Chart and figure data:
============================================================

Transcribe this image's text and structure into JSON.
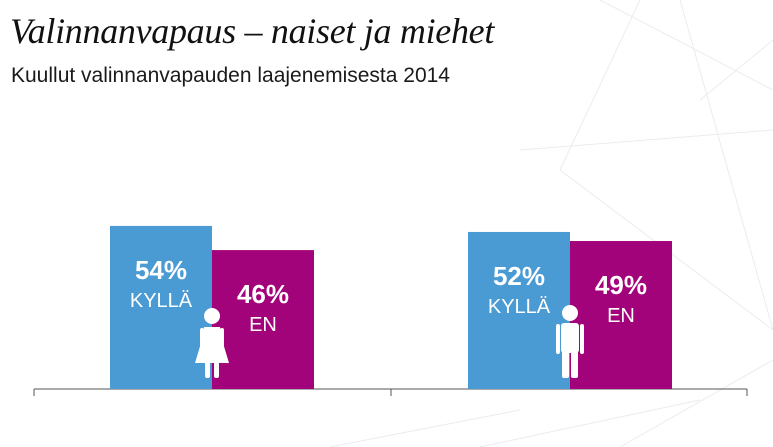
{
  "title": "Valinnanvapaus – naiset ja miehet",
  "subtitle": "Kuullut valinnanvapauden laajenemisesta 2014",
  "colors": {
    "kylla": "#4a9ad4",
    "en": "#a3037a",
    "axis": "#555555",
    "figure": "#ffffff"
  },
  "chart_data": {
    "type": "bar",
    "categories": [
      "naiset",
      "miehet"
    ],
    "category_icons": [
      "female-figure-icon",
      "male-figure-icon"
    ],
    "series": [
      {
        "name": "KYLLÄ",
        "values": [
          54,
          52
        ],
        "labels": [
          "54%",
          "52%"
        ]
      },
      {
        "name": "EN",
        "values": [
          46,
          49
        ],
        "labels": [
          "46%",
          "49%"
        ]
      }
    ],
    "ylim": [
      0,
      100
    ],
    "grid": false,
    "legend": "none"
  }
}
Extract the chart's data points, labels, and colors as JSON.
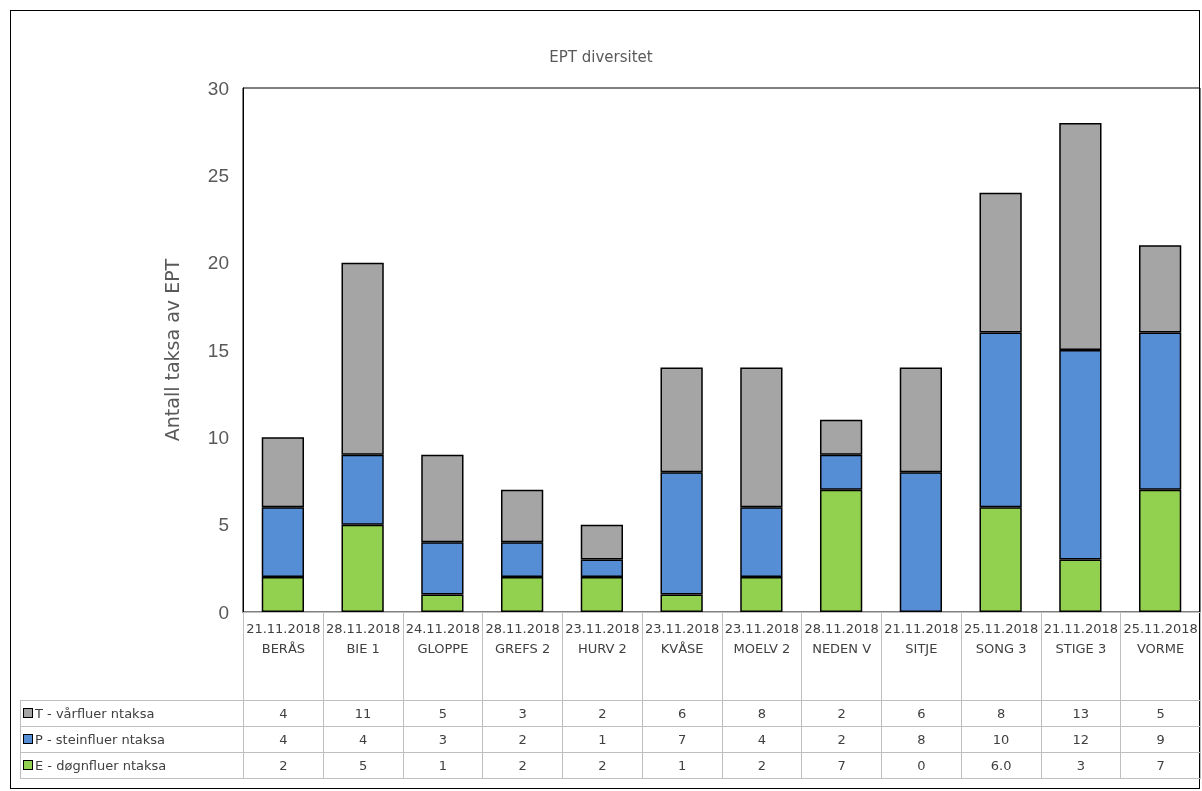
{
  "chart_data": {
    "type": "bar",
    "title": "EPT diversitet",
    "ylabel": "Antall taksa av EPT",
    "categories": [
      "21.11.2018\nBERÅS",
      "28.11.2018\nBIE 1",
      "24.11.2018\nGLOPPE",
      "28.11.2018\nGREFS 2",
      "23.11.2018\nHURV 2",
      "23.11.2018\nKVÅSE",
      "23.11.2018\nMOELV 2",
      "28.11.2018\nNEDEN V",
      "21.11.2018\nSITJE",
      "25.11.2018\nSONG 3",
      "21.11.2018\nSTIGE 3",
      "25.11.2018\nVORME"
    ],
    "series": [
      {
        "name": "E - døgnfluer ntaksa",
        "color": "#92d050",
        "values": [
          2,
          5,
          1,
          2,
          2,
          1,
          2,
          7,
          0,
          6,
          3,
          7
        ],
        "value_labels": [
          "2",
          "5",
          "1",
          "2",
          "2",
          "1",
          "2",
          "7",
          "0",
          "6.0",
          "3",
          "7"
        ]
      },
      {
        "name": "P - steinfluer ntaksa",
        "color": "#558ed5",
        "values": [
          4,
          4,
          3,
          2,
          1,
          7,
          4,
          2,
          8,
          10,
          12,
          9
        ],
        "value_labels": [
          "4",
          "4",
          "3",
          "2",
          "1",
          "7",
          "4",
          "2",
          "8",
          "10",
          "12",
          "9"
        ]
      },
      {
        "name": "T - vårfluer ntaksa",
        "color": "#a5a5a5",
        "values": [
          4,
          11,
          5,
          3,
          2,
          6,
          8,
          2,
          6,
          8,
          13,
          5
        ],
        "value_labels": [
          "4",
          "11",
          "5",
          "3",
          "2",
          "6",
          "8",
          "2",
          "6",
          "8",
          "13",
          "5"
        ]
      }
    ],
    "stacked": true,
    "ylim": [
      0,
      30
    ],
    "yticks": [
      0,
      5,
      10,
      15,
      20,
      25,
      30
    ],
    "grid": false,
    "legend": "bottom"
  }
}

============================================================

SHORT EXERCISE: Write out the data precisely as given, excluding the pictures.

SOLUTION FOR THIS PROBLEM:
Transcribe this image's text and structure into JSON.
{
  "title": "Valinnanvapaus – naiset ja miehet",
  "subtitle": "Kuullut valinnanvapauden laajenemisesta 2014",
  "colors": {
    "kylla": "#4a9ad4",
    "en": "#a3037a",
    "axis": "#555555",
    "figure": "#ffffff"
  },
  "chart_data": {
    "type": "bar",
    "categories": [
      "naiset",
      "miehet"
    ],
    "category_icons": [
      "female-figure-icon",
      "male-figure-icon"
    ],
    "series": [
      {
        "name": "KYLLÄ",
        "values": [
          54,
          52
        ],
        "labels": [
          "54%",
          "52%"
        ]
      },
      {
        "name": "EN",
        "values": [
          46,
          49
        ],
        "labels": [
          "46%",
          "49%"
        ]
      }
    ],
    "ylim": [
      0,
      100
    ],
    "grid": false,
    "legend": "none"
  }
}
Extract the chart's data points, labels, and colors as JSON.
{
  "chart_data": {
    "type": "bar",
    "title": "EPT diversitet",
    "ylabel": "Antall taksa av EPT",
    "categories": [
      "21.11.2018\nBERÅS",
      "28.11.2018\nBIE 1",
      "24.11.2018\nGLOPPE",
      "28.11.2018\nGREFS 2",
      "23.11.2018\nHURV 2",
      "23.11.2018\nKVÅSE",
      "23.11.2018\nMOELV 2",
      "28.11.2018\nNEDEN V",
      "21.11.2018\nSITJE",
      "25.11.2018\nSONG 3",
      "21.11.2018\nSTIGE 3",
      "25.11.2018\nVORME"
    ],
    "series": [
      {
        "name": "E - døgnfluer ntaksa",
        "color": "#92d050",
        "values": [
          2,
          5,
          1,
          2,
          2,
          1,
          2,
          7,
          0,
          6,
          3,
          7
        ],
        "value_labels": [
          "2",
          "5",
          "1",
          "2",
          "2",
          "1",
          "2",
          "7",
          "0",
          "6.0",
          "3",
          "7"
        ]
      },
      {
        "name": "P - steinfluer ntaksa",
        "color": "#558ed5",
        "values": [
          4,
          4,
          3,
          2,
          1,
          7,
          4,
          2,
          8,
          10,
          12,
          9
        ],
        "value_labels": [
          "4",
          "4",
          "3",
          "2",
          "1",
          "7",
          "4",
          "2",
          "8",
          "10",
          "12",
          "9"
        ]
      },
      {
        "name": "T - vårfluer ntaksa",
        "color": "#a5a5a5",
        "values": [
          4,
          11,
          5,
          3,
          2,
          6,
          8,
          2,
          6,
          8,
          13,
          5
        ],
        "value_labels": [
          "4",
          "11",
          "5",
          "3",
          "2",
          "6",
          "8",
          "2",
          "6",
          "8",
          "13",
          "5"
        ]
      }
    ],
    "stacked": true,
    "ylim": [
      0,
      30
    ],
    "yticks": [
      0,
      5,
      10,
      15,
      20,
      25,
      30
    ],
    "grid": false,
    "legend": "bottom"
  }
}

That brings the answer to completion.